- [Set problem]
The records underneath are to be repeated exactly, with the pictures left out.

==== Supplied material ====

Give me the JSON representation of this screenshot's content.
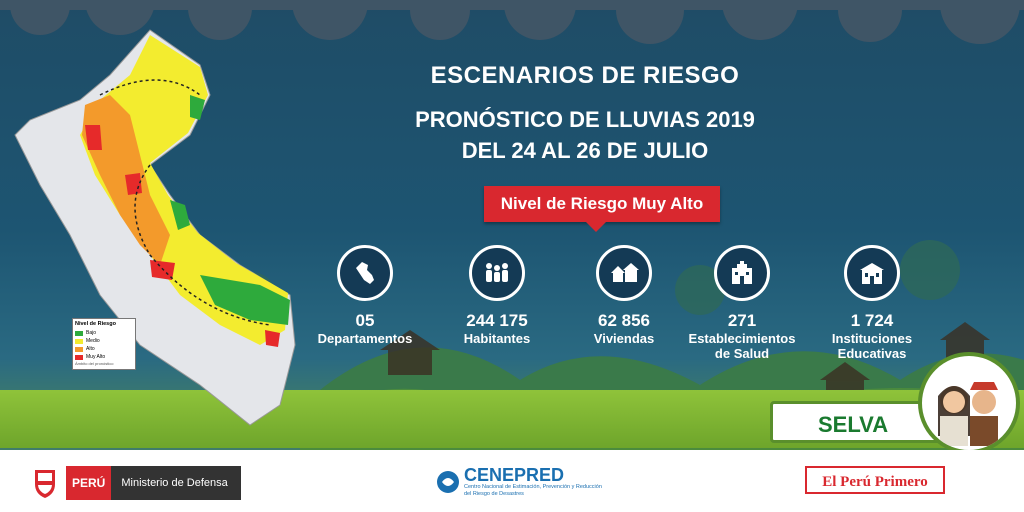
{
  "header": {
    "title": "ESCENARIOS DE RIESGO",
    "subtitle_line1": "PRONÓSTICO DE LLUVIAS 2019",
    "subtitle_line2": "DEL 24 AL 26 DE JULIO"
  },
  "risk_badge": "Nivel de Riesgo Muy Alto",
  "stats": [
    {
      "value": "05",
      "label1": "Departamentos",
      "label2": "",
      "icon": "peru-map-icon"
    },
    {
      "value": "244 175",
      "label1": "Habitantes",
      "label2": "",
      "icon": "people-icon"
    },
    {
      "value": "62 856",
      "label1": "Viviendas",
      "label2": "",
      "icon": "houses-icon"
    },
    {
      "value": "271",
      "label1": "Establecimientos",
      "label2": "de Salud",
      "icon": "hospital-icon"
    },
    {
      "value": "1 724",
      "label1": "Instituciones",
      "label2": "Educativas",
      "icon": "school-icon"
    }
  ],
  "region": "SELVA",
  "legend": {
    "title": "Nivel de Riesgo",
    "items": [
      {
        "label": "Bajo",
        "color": "#2eaa3c"
      },
      {
        "label": "Medio",
        "color": "#f3ec2f"
      },
      {
        "label": "Alto",
        "color": "#f39a2b"
      },
      {
        "label": "Muy Alto",
        "color": "#e62a2a"
      }
    ],
    "note": "Ámbito del pronóstico"
  },
  "footer": {
    "peru": "PERÚ",
    "ministry": "Ministerio de Defensa",
    "cenepred_name": "CENEPRED",
    "cenepred_desc": "Centro Nacional de Estimación, Prevención y Reducción del Riesgo de Desastres",
    "slogan": "El Perú Primero"
  },
  "colors": {
    "accent_red": "#d9282f",
    "region_green": "#1a7a2f",
    "bg_blue": "#1f4c66"
  }
}
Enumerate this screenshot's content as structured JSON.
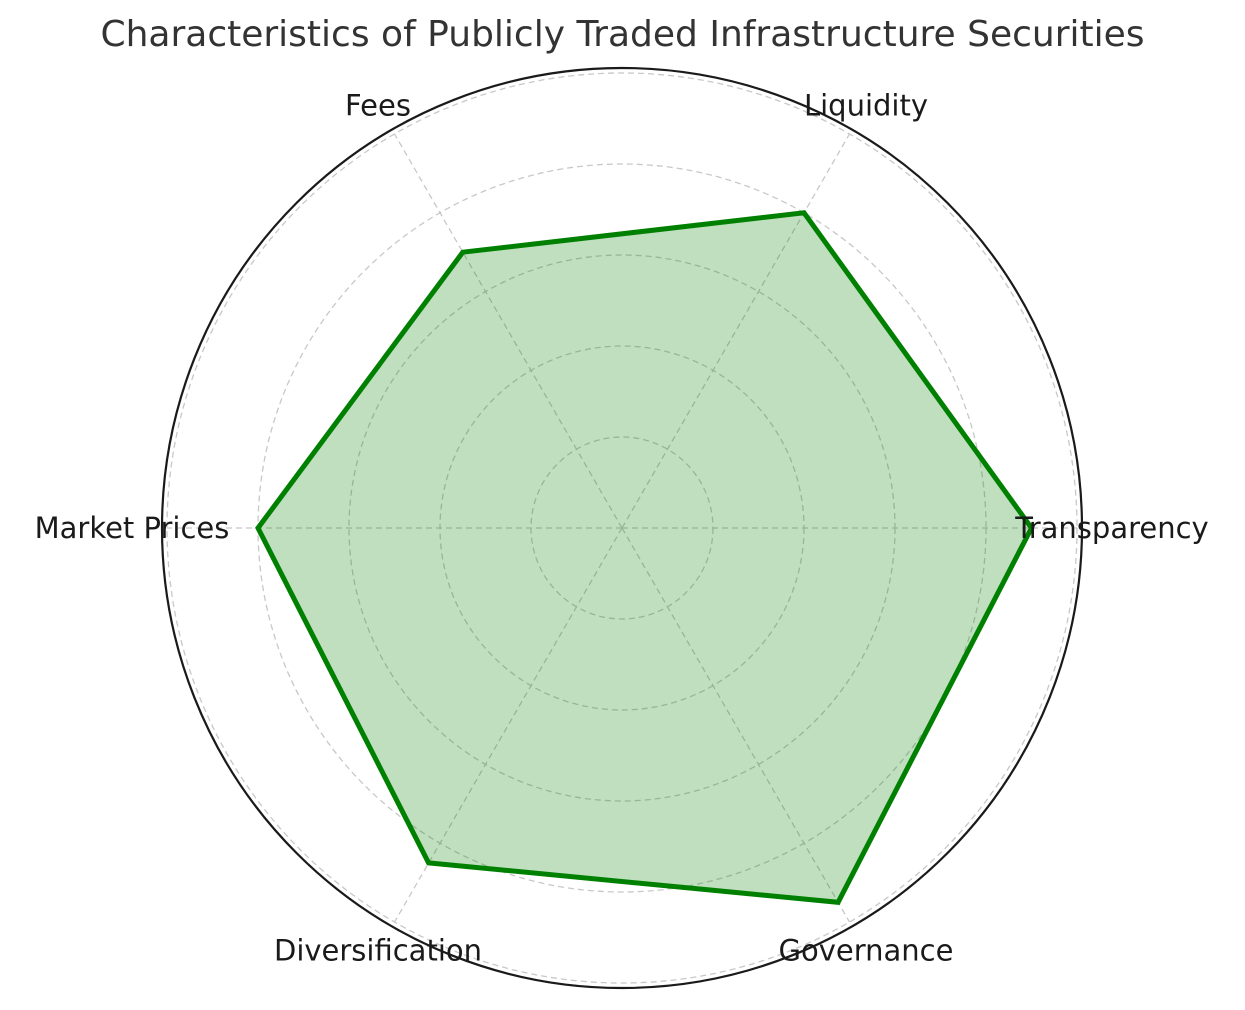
{
  "chart_data": {
    "type": "radar",
    "title": "Characteristics of Publicly Traded Infrastructure Securities",
    "categories": [
      "Transparency",
      "Liquidity",
      "Fees",
      "Market Prices",
      "Diversification",
      "Governance"
    ],
    "values": [
      9,
      8,
      7,
      8,
      8.5,
      9.5
    ],
    "rlim": [
      0,
      10
    ],
    "rings": [
      2,
      4,
      6,
      8,
      10
    ],
    "grid": true,
    "colors": {
      "line": "#008000",
      "fill": "#008000",
      "grid": "#c8c8c8",
      "frame": "#1a1a1a"
    }
  }
}
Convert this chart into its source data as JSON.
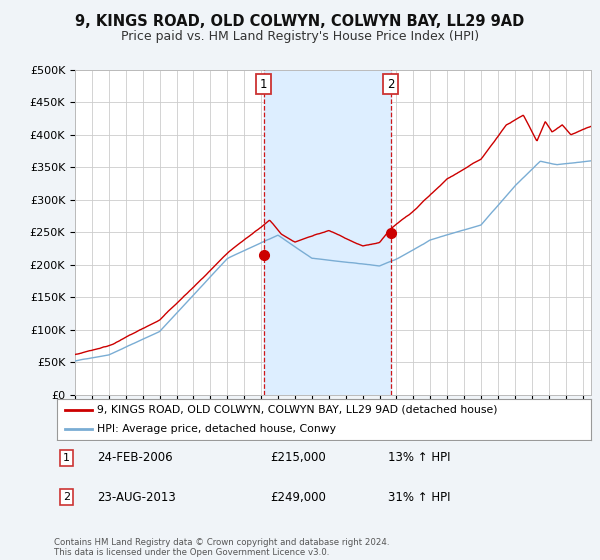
{
  "title": "9, KINGS ROAD, OLD COLWYN, COLWYN BAY, LL29 9AD",
  "subtitle": "Price paid vs. HM Land Registry's House Price Index (HPI)",
  "ylabel_ticks": [
    "£0",
    "£50K",
    "£100K",
    "£150K",
    "£200K",
    "£250K",
    "£300K",
    "£350K",
    "£400K",
    "£450K",
    "£500K"
  ],
  "ylim": [
    0,
    500000
  ],
  "xlim_start": 1995.0,
  "xlim_end": 2025.5,
  "transaction1_x": 2006.15,
  "transaction1_y": 215000,
  "transaction1_label": "1",
  "transaction2_x": 2013.65,
  "transaction2_y": 249000,
  "transaction2_label": "2",
  "legend_house_label": "9, KINGS ROAD, OLD COLWYN, COLWYN BAY, LL29 9AD (detached house)",
  "legend_hpi_label": "HPI: Average price, detached house, Conwy",
  "house_color": "#cc0000",
  "hpi_color": "#7aadd4",
  "shade_color": "#ddeeff",
  "annotation1_date": "24-FEB-2006",
  "annotation1_price": "£215,000",
  "annotation1_hpi": "13% ↑ HPI",
  "annotation2_date": "23-AUG-2013",
  "annotation2_price": "£249,000",
  "annotation2_hpi": "31% ↑ HPI",
  "footer": "Contains HM Land Registry data © Crown copyright and database right 2024.\nThis data is licensed under the Open Government Licence v3.0.",
  "background_color": "#f0f4f8",
  "plot_bg_color": "#ffffff"
}
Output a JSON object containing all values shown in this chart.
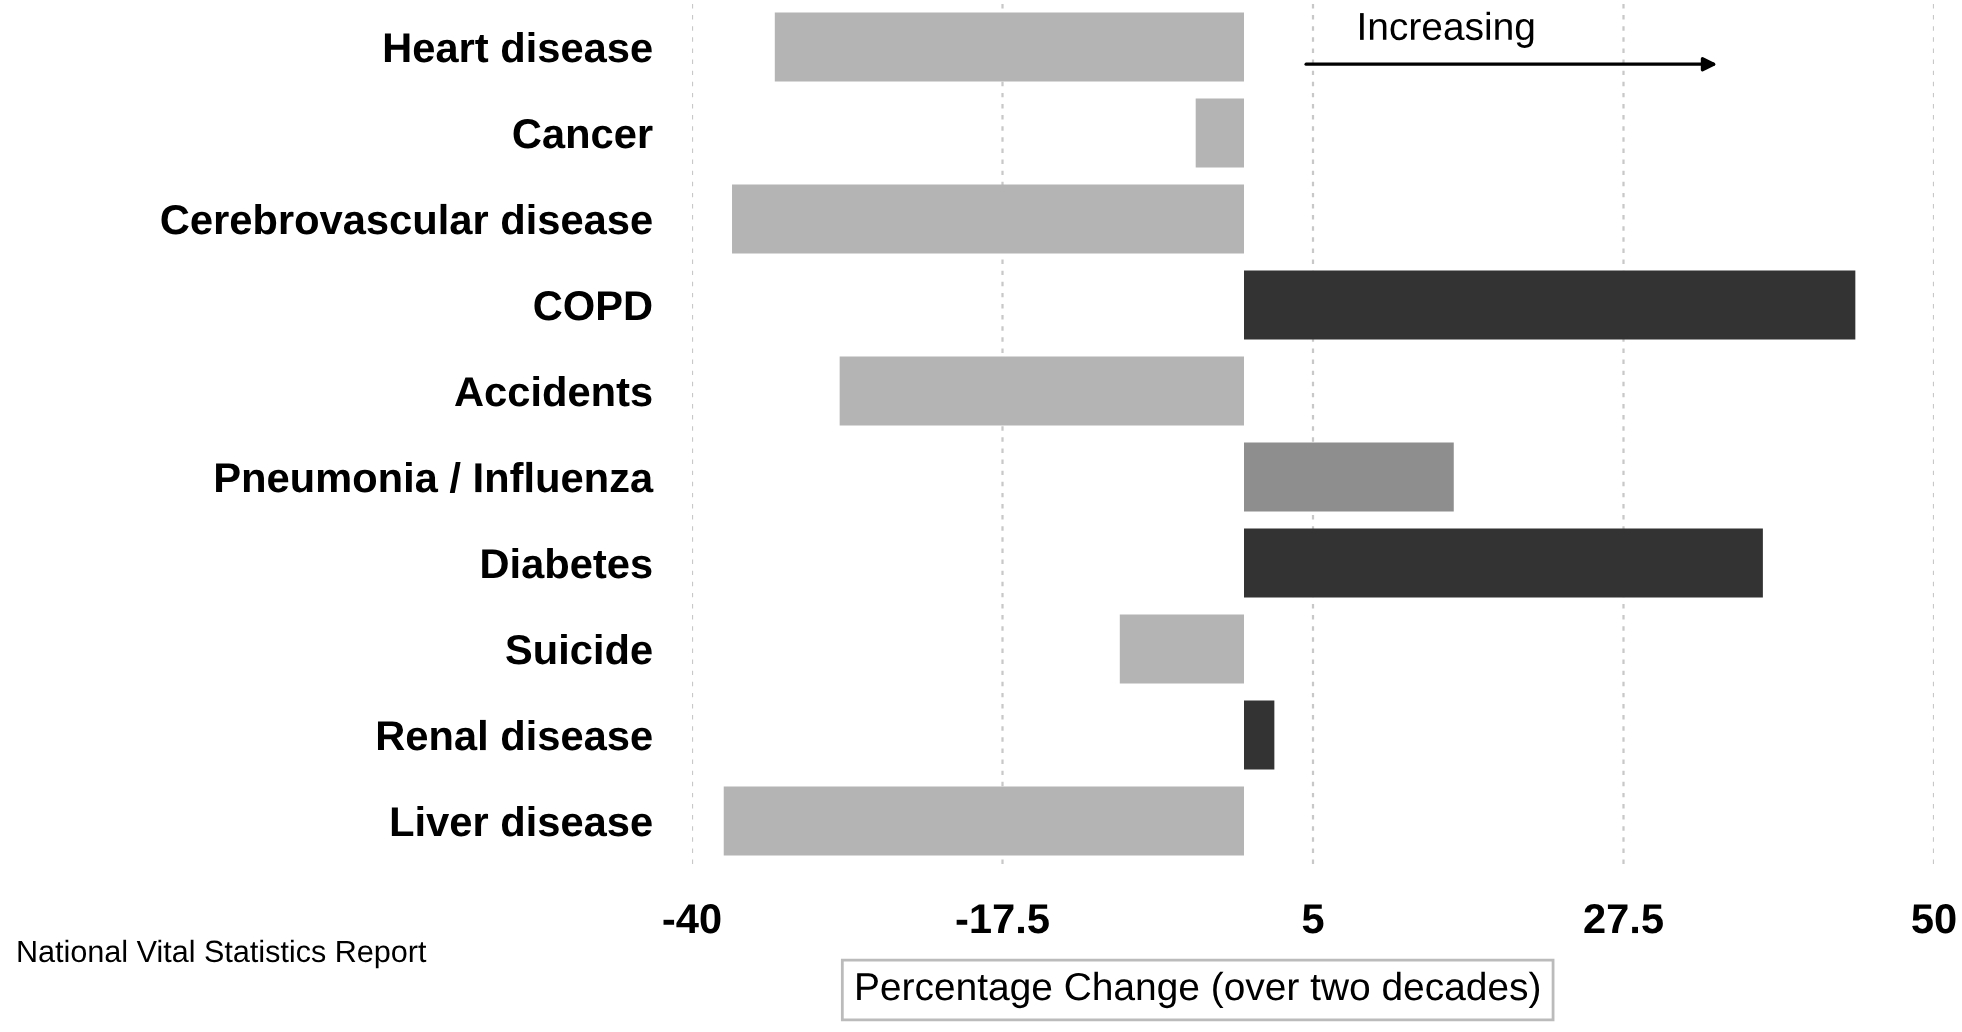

====

- [Solution]
Give me the JSON representation of this screenshot's content.
{
  "header": {
    "title": "ESCENARIOS DE RIESGO",
    "subtitle_line1": "PRONÓSTICO DE LLUVIAS 2019",
    "subtitle_line2": "DEL 24 AL 26 DE JULIO"
  },
  "risk_badge": "Nivel de Riesgo Muy Alto",
  "stats": [
    {
      "value": "05",
      "label1": "Departamentos",
      "label2": "",
      "icon": "peru-map-icon"
    },
    {
      "value": "244 175",
      "label1": "Habitantes",
      "label2": "",
      "icon": "people-icon"
    },
    {
      "value": "62 856",
      "label1": "Viviendas",
      "label2": "",
      "icon": "houses-icon"
    },
    {
      "value": "271",
      "label1": "Establecimientos",
      "label2": "de Salud",
      "icon": "hospital-icon"
    },
    {
      "value": "1 724",
      "label1": "Instituciones",
      "label2": "Educativas",
      "icon": "school-icon"
    }
  ],
  "region": "SELVA",
  "legend": {
    "title": "Nivel de Riesgo",
    "items": [
      {
        "label": "Bajo",
        "color": "#2eaa3c"
      },
      {
        "label": "Medio",
        "color": "#f3ec2f"
      },
      {
        "label": "Alto",
        "color": "#f39a2b"
      },
      {
        "label": "Muy Alto",
        "color": "#e62a2a"
      }
    ],
    "note": "Ámbito del pronóstico"
  },
  "footer": {
    "peru": "PERÚ",
    "ministry": "Ministerio de Defensa",
    "cenepred_name": "CENEPRED",
    "cenepred_desc": "Centro Nacional de Estimación, Prevención y Reducción del Riesgo de Desastres",
    "slogan": "El Perú Primero"
  },
  "colors": {
    "accent_red": "#d9282f",
    "region_green": "#1a7a2f",
    "bg_blue": "#1f4c66"
  }
}
Enumerate this screenshot's content as structured JSON.
{
  "chart_data": {
    "type": "radar",
    "title": "Characteristics of Publicly Traded Infrastructure Securities",
    "categories": [
      "Transparency",
      "Liquidity",
      "Fees",
      "Market Prices",
      "Diversification",
      "Governance"
    ],
    "values": [
      9,
      8,
      7,
      8,
      8.5,
      9.5
    ],
    "rlim": [
      0,
      10
    ],
    "rings": [
      2,
      4,
      6,
      8,
      10
    ],
    "grid": true,
    "colors": {
      "line": "#008000",
      "fill": "#008000",
      "grid": "#c8c8c8",
      "frame": "#1a1a1a"
    }
  }
}
Convert this chart into its source data as JSON.
{
  "title": "9, KINGS ROAD, OLD COLWYN, COLWYN BAY, LL29 9AD",
  "subtitle": "Price paid vs. HM Land Registry's House Price Index (HPI)",
  "ylabel_ticks": [
    "£0",
    "£50K",
    "£100K",
    "£150K",
    "£200K",
    "£250K",
    "£300K",
    "£350K",
    "£400K",
    "£450K",
    "£500K"
  ],
  "ylim": [
    0,
    500000
  ],
  "xlim_start": 1995.0,
  "xlim_end": 2025.5,
  "transaction1_x": 2006.15,
  "transaction1_y": 215000,
  "transaction1_label": "1",
  "transaction2_x": 2013.65,
  "transaction2_y": 249000,
  "transaction2_label": "2",
  "legend_house_label": "9, KINGS ROAD, OLD COLWYN, COLWYN BAY, LL29 9AD (detached house)",
  "legend_hpi_label": "HPI: Average price, detached house, Conwy",
  "house_color": "#cc0000",
  "hpi_color": "#7aadd4",
  "shade_color": "#ddeeff",
  "annotation1_date": "24-FEB-2006",
  "annotation1_price": "£215,000",
  "annotation1_hpi": "13% ↑ HPI",
  "annotation2_date": "23-AUG-2013",
  "annotation2_price": "£249,000",
  "annotation2_hpi": "31% ↑ HPI",
  "footer": "Contains HM Land Registry data © Crown copyright and database right 2024.\nThis data is licensed under the Open Government Licence v3.0.",
  "background_color": "#f0f4f8",
  "plot_bg_color": "#ffffff"
}
Output a JSON object containing all values shown in this chart.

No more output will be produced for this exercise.